**The input**.

--- --- ---

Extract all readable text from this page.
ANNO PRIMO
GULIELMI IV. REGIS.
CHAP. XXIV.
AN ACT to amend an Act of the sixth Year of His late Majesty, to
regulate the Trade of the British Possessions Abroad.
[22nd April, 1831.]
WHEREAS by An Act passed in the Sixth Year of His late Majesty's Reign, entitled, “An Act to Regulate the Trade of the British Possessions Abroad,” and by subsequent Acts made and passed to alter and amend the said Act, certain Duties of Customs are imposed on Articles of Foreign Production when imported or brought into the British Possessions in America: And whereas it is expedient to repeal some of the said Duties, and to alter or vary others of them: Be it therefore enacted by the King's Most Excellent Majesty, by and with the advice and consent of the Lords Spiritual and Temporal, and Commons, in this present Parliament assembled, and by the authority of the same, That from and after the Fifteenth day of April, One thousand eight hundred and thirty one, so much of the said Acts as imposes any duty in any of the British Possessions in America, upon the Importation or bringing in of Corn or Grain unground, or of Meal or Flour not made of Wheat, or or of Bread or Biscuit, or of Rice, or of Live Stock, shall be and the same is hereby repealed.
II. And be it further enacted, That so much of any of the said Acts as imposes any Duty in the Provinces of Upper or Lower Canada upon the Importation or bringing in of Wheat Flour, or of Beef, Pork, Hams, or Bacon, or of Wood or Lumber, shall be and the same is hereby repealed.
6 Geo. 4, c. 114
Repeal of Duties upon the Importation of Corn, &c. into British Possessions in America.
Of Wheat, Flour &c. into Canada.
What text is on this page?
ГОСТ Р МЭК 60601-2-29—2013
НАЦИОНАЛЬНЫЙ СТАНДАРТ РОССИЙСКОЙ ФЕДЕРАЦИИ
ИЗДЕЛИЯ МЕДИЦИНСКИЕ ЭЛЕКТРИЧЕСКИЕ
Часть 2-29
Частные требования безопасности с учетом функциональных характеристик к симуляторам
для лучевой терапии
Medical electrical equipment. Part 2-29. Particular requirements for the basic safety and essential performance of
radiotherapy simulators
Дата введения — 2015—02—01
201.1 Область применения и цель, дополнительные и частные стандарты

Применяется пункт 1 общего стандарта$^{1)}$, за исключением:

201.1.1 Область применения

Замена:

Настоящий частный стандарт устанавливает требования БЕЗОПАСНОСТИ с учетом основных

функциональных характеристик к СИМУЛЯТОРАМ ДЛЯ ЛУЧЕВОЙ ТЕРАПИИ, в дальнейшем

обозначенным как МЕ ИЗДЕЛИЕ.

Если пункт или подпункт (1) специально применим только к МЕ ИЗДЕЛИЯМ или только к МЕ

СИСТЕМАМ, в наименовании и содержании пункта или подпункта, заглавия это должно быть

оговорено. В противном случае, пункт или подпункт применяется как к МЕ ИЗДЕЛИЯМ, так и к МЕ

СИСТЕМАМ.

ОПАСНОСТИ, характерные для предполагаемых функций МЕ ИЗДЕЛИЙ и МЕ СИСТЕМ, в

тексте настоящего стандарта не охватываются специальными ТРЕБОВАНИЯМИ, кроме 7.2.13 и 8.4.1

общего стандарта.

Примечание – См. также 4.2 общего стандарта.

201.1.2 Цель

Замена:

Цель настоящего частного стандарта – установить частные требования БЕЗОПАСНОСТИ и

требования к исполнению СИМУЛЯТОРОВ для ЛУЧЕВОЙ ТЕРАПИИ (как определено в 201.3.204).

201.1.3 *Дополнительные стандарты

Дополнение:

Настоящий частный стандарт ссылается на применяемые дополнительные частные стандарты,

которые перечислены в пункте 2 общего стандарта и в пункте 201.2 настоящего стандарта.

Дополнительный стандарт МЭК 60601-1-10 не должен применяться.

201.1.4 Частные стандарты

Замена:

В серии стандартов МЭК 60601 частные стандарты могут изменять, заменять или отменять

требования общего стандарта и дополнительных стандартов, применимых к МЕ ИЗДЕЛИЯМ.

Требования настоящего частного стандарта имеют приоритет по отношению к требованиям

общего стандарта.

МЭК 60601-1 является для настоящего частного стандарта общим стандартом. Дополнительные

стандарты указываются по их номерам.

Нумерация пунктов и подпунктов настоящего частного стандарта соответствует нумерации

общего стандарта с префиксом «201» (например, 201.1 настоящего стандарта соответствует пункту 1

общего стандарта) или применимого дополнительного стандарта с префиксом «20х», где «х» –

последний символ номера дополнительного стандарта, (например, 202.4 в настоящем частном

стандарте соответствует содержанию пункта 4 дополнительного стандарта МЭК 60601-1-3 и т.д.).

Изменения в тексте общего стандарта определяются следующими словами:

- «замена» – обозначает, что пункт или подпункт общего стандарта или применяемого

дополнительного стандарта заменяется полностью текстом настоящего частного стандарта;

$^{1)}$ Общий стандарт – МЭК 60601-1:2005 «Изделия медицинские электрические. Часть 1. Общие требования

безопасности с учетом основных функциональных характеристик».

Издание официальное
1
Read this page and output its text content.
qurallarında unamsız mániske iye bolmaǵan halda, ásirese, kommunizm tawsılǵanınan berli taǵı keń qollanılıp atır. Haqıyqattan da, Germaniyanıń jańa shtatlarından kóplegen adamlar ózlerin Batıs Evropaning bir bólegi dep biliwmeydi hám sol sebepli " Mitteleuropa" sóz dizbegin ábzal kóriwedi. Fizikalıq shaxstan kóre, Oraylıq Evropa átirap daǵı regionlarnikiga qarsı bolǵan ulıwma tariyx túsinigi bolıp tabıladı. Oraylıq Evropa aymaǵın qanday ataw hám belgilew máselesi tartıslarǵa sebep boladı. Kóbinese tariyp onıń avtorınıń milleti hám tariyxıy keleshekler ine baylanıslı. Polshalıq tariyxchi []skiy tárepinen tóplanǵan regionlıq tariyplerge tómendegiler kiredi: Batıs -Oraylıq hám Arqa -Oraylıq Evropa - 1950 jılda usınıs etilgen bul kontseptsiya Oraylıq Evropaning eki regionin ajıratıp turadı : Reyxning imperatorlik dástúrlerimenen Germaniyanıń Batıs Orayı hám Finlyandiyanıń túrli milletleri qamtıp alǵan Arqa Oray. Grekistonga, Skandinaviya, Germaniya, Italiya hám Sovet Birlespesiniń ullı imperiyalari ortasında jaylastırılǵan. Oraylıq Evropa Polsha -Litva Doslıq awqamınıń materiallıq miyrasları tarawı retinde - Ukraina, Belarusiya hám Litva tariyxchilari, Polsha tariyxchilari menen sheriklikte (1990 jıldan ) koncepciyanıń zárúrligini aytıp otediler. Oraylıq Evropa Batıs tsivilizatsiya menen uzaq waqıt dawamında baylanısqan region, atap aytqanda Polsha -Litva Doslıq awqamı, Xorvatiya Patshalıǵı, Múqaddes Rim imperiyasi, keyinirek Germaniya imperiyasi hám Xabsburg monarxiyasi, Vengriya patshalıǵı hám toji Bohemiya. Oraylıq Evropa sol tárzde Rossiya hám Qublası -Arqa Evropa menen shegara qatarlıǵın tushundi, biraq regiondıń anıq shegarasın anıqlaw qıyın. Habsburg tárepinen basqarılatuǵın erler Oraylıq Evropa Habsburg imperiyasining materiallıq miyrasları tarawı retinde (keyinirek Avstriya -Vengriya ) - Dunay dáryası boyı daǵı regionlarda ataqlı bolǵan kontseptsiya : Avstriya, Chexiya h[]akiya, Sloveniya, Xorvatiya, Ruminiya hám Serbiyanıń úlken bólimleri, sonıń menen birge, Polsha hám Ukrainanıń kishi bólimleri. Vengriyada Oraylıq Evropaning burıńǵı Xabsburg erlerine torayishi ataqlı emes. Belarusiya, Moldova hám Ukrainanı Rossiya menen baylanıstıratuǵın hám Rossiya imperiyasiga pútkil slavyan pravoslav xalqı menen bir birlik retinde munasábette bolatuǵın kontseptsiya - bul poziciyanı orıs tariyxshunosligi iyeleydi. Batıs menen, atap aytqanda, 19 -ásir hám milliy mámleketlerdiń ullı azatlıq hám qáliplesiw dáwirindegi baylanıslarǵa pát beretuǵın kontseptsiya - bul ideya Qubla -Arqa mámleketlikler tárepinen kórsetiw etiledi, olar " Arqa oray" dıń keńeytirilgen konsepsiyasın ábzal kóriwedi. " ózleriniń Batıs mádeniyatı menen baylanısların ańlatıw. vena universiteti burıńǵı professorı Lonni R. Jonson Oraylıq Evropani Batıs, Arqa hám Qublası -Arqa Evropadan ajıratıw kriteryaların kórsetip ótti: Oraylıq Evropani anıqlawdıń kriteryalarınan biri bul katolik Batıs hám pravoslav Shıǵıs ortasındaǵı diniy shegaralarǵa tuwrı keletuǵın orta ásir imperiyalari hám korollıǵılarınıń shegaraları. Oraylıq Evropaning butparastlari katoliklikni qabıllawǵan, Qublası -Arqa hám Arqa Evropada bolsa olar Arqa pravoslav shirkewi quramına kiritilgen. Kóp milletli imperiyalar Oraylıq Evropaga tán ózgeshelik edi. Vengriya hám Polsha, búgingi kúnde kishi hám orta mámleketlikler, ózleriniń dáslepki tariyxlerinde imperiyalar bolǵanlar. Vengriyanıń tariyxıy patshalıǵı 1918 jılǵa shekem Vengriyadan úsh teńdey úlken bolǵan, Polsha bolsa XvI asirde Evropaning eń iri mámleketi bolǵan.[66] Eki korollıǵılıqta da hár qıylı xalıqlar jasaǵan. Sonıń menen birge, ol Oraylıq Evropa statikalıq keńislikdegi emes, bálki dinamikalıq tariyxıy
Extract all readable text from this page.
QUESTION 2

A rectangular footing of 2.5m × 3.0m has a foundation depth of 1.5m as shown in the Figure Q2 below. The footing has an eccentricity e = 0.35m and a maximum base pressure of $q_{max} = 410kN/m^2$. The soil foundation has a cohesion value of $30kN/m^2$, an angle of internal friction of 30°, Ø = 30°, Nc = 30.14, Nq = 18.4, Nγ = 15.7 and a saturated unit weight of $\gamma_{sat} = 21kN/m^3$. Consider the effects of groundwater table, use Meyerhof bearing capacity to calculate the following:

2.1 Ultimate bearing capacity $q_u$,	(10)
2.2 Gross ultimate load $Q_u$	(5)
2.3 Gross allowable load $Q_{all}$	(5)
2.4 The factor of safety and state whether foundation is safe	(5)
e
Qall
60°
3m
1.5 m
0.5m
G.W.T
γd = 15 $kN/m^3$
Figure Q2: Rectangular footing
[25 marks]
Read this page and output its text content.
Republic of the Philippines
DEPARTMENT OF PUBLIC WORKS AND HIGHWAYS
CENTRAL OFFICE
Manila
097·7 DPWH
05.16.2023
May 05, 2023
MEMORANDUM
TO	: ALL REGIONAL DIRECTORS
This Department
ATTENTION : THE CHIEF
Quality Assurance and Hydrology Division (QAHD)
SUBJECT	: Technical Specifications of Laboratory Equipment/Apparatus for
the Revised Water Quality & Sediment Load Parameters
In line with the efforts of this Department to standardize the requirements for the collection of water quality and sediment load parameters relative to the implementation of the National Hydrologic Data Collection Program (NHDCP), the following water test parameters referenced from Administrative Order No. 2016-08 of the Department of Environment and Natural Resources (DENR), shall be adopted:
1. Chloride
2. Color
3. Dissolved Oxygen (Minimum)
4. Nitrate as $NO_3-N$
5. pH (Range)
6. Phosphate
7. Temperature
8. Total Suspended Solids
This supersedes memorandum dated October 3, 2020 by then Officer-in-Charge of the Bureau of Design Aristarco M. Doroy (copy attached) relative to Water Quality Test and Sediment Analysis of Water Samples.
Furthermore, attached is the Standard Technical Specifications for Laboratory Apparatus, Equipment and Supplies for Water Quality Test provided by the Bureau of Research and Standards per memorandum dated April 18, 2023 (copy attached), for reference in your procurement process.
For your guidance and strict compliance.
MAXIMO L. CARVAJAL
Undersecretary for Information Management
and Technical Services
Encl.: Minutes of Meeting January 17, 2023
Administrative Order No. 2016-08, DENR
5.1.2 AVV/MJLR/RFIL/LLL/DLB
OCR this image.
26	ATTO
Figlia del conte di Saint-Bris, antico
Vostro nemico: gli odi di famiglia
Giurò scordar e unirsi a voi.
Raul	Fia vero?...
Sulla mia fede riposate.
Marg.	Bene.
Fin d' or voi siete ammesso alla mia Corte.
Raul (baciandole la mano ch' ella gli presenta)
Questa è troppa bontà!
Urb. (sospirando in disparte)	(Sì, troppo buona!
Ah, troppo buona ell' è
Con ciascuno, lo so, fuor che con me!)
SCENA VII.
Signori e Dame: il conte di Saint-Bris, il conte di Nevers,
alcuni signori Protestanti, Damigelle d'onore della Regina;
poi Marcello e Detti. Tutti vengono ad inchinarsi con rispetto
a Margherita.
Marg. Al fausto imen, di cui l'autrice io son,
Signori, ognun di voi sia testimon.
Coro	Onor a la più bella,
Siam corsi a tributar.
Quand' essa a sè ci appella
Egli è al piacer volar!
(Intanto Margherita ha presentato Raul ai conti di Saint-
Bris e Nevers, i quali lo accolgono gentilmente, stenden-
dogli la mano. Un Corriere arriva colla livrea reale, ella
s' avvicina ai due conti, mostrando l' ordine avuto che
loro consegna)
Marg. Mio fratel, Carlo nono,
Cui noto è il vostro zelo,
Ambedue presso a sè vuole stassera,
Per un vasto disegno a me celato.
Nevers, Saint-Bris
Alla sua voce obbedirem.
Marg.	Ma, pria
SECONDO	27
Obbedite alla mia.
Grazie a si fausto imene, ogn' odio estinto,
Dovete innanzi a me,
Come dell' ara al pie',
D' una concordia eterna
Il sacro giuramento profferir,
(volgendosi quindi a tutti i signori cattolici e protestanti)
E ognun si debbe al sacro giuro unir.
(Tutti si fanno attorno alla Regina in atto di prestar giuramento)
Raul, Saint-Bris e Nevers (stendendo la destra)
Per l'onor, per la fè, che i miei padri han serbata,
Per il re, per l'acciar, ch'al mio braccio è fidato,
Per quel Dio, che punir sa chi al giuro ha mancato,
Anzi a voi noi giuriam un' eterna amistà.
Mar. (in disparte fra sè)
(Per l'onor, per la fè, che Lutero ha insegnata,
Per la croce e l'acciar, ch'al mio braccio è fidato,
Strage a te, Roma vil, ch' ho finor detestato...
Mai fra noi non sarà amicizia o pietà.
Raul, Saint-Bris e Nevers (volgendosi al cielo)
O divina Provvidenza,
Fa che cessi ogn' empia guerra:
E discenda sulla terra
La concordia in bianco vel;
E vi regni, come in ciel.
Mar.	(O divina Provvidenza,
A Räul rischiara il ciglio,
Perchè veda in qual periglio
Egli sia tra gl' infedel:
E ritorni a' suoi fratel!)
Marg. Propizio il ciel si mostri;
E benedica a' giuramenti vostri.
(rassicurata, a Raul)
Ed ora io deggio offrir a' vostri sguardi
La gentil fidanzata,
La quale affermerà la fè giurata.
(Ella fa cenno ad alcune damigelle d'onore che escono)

--- --- ---

**What needs to be done**.
Find every line in the records above that contains the word "America", and copy each one.

**Task output**.
WHEREAS by An Act passed in the Sixth Year of His late Majesty's Reign, entitled, “An Act to Regulate the Trade of the British Possessions Abroad,” and by subsequent Acts made and passed to alter and amend the said Act, certain Duties of Customs are imposed on Articles of Foreign Production when imported or brought into the British Possessions in America: And whereas it is expedient to repeal some of the said Duties, and to alter or vary others of them: Be it therefore enacted by the King's Most Excellent Majesty, by and with the advice and consent of the Lords Spiritual and Temporal, and Commons, in this present Parliament assembled, and by the authority of the same, That from and after the Fifteenth day of April, One thousand eight hundred and thirty one, so much of the said Acts as imposes any duty in any of the British Possessions in America, upon the Importation or bringing in of Corn or Grain unground, or of Meal or Flour not made of Wheat, or or of Bread or Biscuit, or of Rice, or of Live Stock, shall be and the same is hereby repealed.
Repeal of Duties upon the Importation of Corn, &c. into British Possessions in America.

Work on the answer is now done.